Exercise requirements - Find every line containing the word "triangle" in the records below; report only how many there are.

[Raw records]
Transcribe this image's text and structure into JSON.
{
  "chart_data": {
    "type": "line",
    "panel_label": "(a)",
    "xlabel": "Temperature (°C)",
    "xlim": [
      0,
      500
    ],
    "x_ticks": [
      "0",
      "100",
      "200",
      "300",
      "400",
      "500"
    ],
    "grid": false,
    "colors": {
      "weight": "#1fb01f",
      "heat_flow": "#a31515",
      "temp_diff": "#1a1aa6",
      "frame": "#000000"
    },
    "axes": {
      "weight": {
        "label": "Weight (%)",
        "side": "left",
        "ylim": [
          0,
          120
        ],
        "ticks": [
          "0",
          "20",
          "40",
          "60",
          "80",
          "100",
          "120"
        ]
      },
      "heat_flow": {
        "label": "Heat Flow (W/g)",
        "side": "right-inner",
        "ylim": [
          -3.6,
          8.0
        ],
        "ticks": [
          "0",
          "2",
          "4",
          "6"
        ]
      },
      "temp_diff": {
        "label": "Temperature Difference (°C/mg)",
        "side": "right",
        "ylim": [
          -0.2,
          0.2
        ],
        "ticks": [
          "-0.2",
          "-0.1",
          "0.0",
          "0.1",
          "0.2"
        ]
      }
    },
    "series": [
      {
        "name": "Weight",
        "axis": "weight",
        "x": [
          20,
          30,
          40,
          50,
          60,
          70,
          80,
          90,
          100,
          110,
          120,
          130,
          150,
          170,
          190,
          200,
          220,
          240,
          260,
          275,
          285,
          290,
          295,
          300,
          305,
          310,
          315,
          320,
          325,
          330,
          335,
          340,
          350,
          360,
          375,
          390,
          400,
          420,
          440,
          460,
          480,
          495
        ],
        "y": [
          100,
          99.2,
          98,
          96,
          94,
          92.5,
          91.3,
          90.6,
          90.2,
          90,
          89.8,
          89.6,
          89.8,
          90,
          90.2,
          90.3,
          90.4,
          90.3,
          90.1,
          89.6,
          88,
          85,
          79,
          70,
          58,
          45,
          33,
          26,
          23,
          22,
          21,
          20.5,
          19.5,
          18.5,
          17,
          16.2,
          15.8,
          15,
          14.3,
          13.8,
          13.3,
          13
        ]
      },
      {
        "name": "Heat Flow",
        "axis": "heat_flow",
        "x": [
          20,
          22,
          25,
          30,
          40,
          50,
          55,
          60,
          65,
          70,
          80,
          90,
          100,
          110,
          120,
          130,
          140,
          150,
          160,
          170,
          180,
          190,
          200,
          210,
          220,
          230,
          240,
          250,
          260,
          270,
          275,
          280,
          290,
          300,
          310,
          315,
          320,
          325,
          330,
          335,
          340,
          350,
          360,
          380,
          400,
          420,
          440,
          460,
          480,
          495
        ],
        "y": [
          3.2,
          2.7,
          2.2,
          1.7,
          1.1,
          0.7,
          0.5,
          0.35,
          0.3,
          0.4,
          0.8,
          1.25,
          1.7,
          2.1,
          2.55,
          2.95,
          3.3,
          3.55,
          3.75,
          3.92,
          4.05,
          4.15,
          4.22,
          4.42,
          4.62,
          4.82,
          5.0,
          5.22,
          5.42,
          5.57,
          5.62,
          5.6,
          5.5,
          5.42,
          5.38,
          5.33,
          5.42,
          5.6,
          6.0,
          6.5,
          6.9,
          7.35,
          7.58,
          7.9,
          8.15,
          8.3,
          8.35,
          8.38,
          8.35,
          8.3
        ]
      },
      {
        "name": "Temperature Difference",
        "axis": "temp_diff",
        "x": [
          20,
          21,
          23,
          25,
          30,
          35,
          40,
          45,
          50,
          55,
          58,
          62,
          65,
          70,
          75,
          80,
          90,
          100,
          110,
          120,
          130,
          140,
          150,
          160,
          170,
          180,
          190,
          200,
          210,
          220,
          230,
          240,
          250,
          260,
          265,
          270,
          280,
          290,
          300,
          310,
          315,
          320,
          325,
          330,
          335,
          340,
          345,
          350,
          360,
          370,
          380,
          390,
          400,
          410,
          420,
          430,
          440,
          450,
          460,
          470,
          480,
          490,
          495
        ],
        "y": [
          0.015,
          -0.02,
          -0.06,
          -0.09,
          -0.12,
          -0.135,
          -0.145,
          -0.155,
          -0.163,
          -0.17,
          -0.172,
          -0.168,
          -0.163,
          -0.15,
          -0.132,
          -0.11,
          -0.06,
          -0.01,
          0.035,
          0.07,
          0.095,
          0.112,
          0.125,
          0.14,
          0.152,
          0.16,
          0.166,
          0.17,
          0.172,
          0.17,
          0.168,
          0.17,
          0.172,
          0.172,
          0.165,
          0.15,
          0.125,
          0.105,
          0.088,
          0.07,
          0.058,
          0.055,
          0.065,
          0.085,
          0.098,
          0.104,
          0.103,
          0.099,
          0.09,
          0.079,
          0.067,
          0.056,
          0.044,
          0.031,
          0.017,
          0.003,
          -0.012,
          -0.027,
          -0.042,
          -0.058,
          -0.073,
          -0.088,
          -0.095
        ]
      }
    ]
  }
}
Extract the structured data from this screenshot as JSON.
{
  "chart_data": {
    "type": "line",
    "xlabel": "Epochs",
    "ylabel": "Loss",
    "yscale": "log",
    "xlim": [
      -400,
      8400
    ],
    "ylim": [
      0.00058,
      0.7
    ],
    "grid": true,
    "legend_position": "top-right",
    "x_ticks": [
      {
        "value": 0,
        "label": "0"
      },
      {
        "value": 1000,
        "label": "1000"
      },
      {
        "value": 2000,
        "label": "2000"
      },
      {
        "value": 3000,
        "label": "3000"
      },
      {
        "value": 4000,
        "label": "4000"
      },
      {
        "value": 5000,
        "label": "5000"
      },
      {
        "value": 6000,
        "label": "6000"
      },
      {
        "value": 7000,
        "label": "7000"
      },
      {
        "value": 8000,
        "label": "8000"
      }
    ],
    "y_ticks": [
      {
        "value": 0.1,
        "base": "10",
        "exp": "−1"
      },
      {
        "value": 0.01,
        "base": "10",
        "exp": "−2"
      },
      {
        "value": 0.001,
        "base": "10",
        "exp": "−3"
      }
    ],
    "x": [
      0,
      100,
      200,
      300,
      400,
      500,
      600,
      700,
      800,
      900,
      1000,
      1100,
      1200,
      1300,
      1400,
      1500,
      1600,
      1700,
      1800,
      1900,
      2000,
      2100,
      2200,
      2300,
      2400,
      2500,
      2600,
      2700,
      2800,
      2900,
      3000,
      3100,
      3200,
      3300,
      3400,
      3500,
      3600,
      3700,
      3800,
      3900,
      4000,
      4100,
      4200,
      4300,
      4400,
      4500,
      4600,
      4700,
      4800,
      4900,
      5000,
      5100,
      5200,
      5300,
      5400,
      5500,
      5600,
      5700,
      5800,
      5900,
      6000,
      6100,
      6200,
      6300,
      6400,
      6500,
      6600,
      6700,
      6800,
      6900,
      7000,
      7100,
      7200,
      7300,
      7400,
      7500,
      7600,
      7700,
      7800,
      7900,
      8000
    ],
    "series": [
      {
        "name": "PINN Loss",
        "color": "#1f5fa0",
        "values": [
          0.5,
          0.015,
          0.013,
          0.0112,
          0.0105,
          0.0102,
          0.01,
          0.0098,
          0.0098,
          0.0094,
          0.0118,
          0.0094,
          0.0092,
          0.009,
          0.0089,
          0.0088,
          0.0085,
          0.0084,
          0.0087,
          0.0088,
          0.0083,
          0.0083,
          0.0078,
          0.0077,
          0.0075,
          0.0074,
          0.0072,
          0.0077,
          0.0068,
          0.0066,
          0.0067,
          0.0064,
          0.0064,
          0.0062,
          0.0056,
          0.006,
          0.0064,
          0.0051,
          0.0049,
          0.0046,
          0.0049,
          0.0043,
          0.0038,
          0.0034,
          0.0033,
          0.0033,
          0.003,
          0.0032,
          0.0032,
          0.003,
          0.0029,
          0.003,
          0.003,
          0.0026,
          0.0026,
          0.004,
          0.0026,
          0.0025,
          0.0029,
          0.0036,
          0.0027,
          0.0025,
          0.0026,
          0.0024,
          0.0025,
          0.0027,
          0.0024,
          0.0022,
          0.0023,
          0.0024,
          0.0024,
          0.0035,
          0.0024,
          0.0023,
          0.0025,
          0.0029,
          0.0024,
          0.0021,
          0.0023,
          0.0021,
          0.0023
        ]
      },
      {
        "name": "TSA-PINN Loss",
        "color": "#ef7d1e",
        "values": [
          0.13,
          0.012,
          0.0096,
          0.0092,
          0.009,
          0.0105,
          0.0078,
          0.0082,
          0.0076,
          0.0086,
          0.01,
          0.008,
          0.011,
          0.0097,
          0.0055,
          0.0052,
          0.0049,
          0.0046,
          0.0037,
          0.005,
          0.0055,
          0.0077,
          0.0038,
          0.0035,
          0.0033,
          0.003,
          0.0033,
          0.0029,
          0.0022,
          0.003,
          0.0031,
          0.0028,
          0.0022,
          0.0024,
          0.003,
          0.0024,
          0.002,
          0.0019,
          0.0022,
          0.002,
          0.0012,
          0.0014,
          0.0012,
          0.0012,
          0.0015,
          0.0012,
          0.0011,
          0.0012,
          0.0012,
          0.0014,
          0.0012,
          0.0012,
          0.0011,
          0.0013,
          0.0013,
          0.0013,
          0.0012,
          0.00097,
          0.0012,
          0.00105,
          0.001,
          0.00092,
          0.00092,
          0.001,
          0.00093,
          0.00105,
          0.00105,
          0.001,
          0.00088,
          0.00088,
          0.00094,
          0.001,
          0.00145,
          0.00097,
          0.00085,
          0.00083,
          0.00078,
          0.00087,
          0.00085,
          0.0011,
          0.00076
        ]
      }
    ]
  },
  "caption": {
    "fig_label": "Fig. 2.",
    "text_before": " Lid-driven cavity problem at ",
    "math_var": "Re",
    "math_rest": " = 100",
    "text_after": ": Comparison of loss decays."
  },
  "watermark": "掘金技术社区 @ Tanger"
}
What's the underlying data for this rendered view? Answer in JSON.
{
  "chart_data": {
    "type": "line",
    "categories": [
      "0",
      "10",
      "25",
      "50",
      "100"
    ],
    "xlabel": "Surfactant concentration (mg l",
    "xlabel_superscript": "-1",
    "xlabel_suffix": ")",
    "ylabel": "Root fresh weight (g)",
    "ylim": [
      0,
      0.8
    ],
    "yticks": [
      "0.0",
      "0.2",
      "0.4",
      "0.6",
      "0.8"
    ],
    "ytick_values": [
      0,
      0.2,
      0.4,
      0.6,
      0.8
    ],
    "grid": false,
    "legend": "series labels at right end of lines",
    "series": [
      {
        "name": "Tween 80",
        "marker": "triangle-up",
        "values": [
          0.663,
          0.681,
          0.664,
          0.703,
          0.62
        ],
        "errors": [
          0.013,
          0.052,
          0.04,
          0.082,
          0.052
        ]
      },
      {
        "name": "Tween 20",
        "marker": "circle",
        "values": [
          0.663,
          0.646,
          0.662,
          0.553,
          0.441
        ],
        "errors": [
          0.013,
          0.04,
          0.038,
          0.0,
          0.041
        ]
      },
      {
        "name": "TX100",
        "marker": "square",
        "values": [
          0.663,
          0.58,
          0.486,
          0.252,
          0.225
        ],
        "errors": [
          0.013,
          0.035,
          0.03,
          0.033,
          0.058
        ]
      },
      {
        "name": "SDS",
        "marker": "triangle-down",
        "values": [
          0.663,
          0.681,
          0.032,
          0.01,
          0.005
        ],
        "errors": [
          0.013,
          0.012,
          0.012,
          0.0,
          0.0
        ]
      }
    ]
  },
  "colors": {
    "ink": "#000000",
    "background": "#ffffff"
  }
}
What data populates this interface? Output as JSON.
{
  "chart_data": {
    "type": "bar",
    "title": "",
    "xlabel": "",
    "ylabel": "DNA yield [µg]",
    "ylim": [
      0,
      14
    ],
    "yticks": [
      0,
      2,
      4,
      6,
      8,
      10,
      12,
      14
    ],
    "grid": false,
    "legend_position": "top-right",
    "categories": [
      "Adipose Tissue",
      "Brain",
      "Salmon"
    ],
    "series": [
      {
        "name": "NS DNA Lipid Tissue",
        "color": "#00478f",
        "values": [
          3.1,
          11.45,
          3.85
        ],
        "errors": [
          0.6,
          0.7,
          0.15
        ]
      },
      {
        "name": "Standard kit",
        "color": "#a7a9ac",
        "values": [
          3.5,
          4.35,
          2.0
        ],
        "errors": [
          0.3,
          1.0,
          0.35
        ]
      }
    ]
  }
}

The reply - 2